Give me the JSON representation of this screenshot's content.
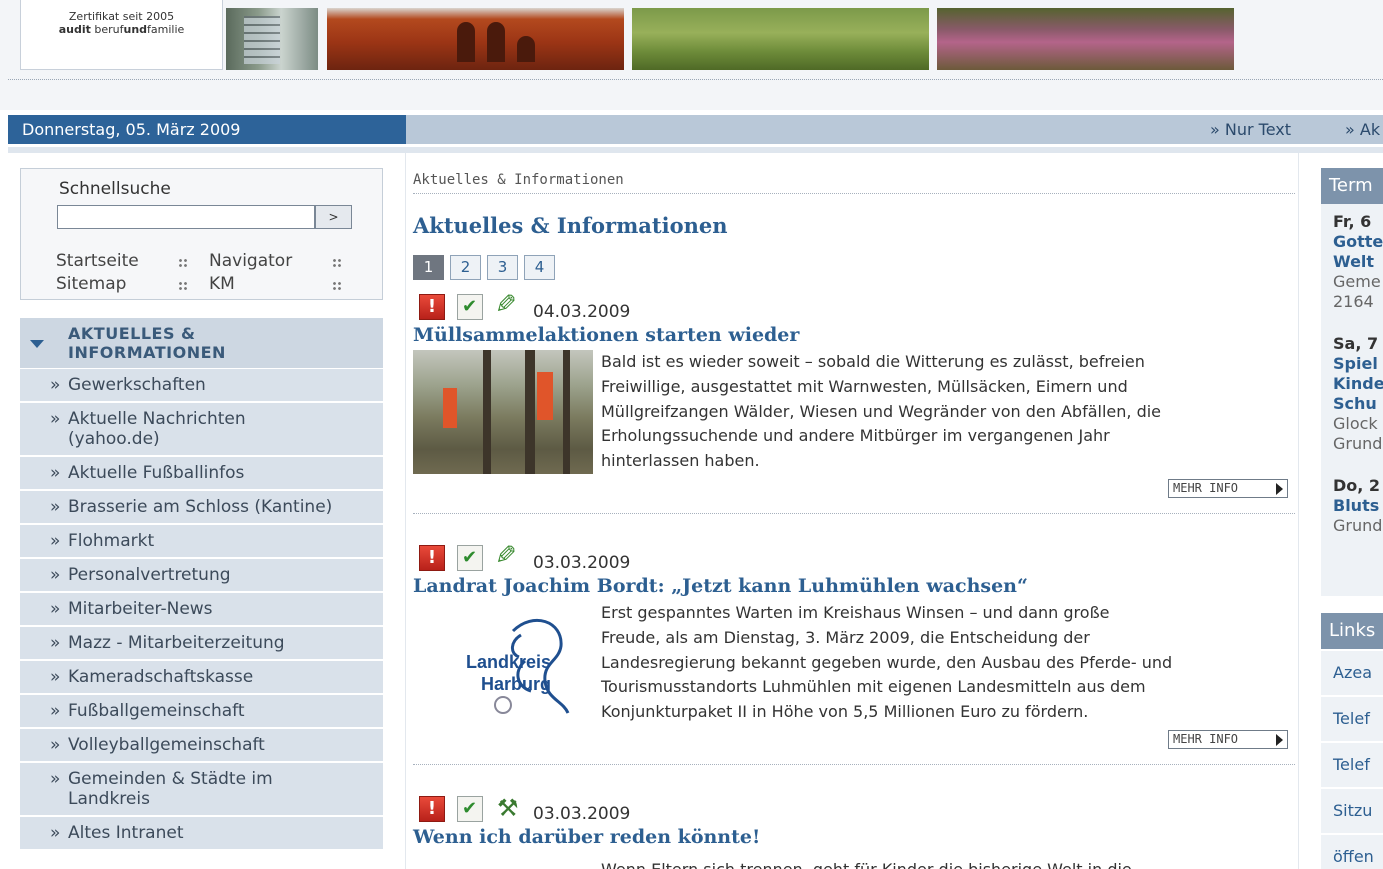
{
  "header": {
    "cert_line1": "Zertifikat seit 2005",
    "cert_line2_bold": "audit",
    "cert_line2_rest_a": " beruf",
    "cert_line2_bold_b": "und",
    "cert_line2_rest_b": "familie"
  },
  "datebar": {
    "date": "Donnerstag, 05. März 2009",
    "link_text_only": "» Nur Text",
    "link_cut": "» Ak"
  },
  "search": {
    "label": "Schnellsuche",
    "value": "",
    "button": ">"
  },
  "quicklinks": [
    "Startseite",
    "Navigator",
    "Sitemap",
    "KM"
  ],
  "nav": {
    "head_line1": "AKTUELLES &",
    "head_line2": "INFORMATIONEN",
    "items": [
      {
        "line1": "Gewerkschaften"
      },
      {
        "line1": "Aktuelle Nachrichten",
        "line2": "(yahoo.de)"
      },
      {
        "line1": "Aktuelle Fußballinfos"
      },
      {
        "line1": "Brasserie am Schloss (Kantine)"
      },
      {
        "line1": "Flohmarkt"
      },
      {
        "line1": "Personalvertretung"
      },
      {
        "line1": "Mitarbeiter-News"
      },
      {
        "line1": "Mazz - Mitarbeiterzeitung"
      },
      {
        "line1": "Kameradschaftskasse"
      },
      {
        "line1": "Fußballgemeinschaft"
      },
      {
        "line1": "Volleyballgemeinschaft"
      },
      {
        "line1": "Gemeinden & Städte im",
        "line2": "Landkreis"
      },
      {
        "line1": "Altes Intranet"
      }
    ]
  },
  "main": {
    "breadcrumb": "Aktuelles & Informationen",
    "title": "Aktuelles & Informationen",
    "pages": [
      "1",
      "2",
      "3",
      "4"
    ],
    "current_page": "1",
    "more_label": "MEHR INFO",
    "articles": [
      {
        "date": "04.03.2009",
        "title": "Müllsammelaktionen starten wieder",
        "lines": [
          "Bald ist es wieder soweit – sobald die Witterung es zulässt, befreien",
          "Freiwillige, ausgestattet mit Warnwesten, Müllsäcken, Eimern und",
          "Müllgreifzangen Wälder, Wiesen und Wegränder von den Abfällen, die",
          "Erholungssuchende und andere Mitbürger im vergangenen Jahr",
          "hinterlassen haben."
        ]
      },
      {
        "date": "03.03.2009",
        "title": "Landrat Joachim Bordt: „Jetzt kann Luhmühlen wachsen“",
        "logo_line1": "Landkreis",
        "logo_line2": "Harburg",
        "lines": [
          "Erst gespanntes Warten im Kreishaus Winsen – und dann große",
          "Freude, als am Dienstag, 3. März 2009, die Entscheidung der",
          "Landesregierung bekannt gegeben wurde, den Ausbau des Pferde- und",
          "Tourismusstandorts Luhmühlen mit eigenen Landesmitteln aus dem",
          "Konjunkturpaket II in Höhe von 5,5 Millionen Euro zu fördern."
        ]
      },
      {
        "date": "03.03.2009",
        "title": "Wenn ich darüber reden könnte!",
        "lines": [
          "Wenn Eltern sich trennen, geht für Kinder die bisherige Welt in die"
        ]
      }
    ]
  },
  "right": {
    "termine_head": "Term",
    "termine": [
      {
        "date": "Fr, 6",
        "title": [
          "Gotte",
          "Welt"
        ],
        "place": [
          "Geme",
          "2164"
        ]
      },
      {
        "date": "Sa, 7",
        "title": [
          "Spiel",
          "Kinde",
          "Schu"
        ],
        "place": [
          "Glock",
          "Grund"
        ]
      },
      {
        "date": "Do, 2",
        "title": [
          "Bluts"
        ],
        "place": [
          "Grund"
        ]
      }
    ],
    "links_head": "Links",
    "links": [
      "Azea",
      "Telef",
      "Telef",
      "Sitzu",
      "öffen"
    ]
  }
}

============================================================

### Requirements:
Collect every line with the string "title" from the records, and copy each.

### Result of this task:
    "title": "Aktuelles & Informationen",
        "title": "Müllsammelaktionen starten wieder",
        "title": "Landrat Joachim Bordt: „Jetzt kann Luhmühlen wachsen“",
        "title": "Wenn ich darüber reden könnte!",
        "title": [
        "title": [
        "title": [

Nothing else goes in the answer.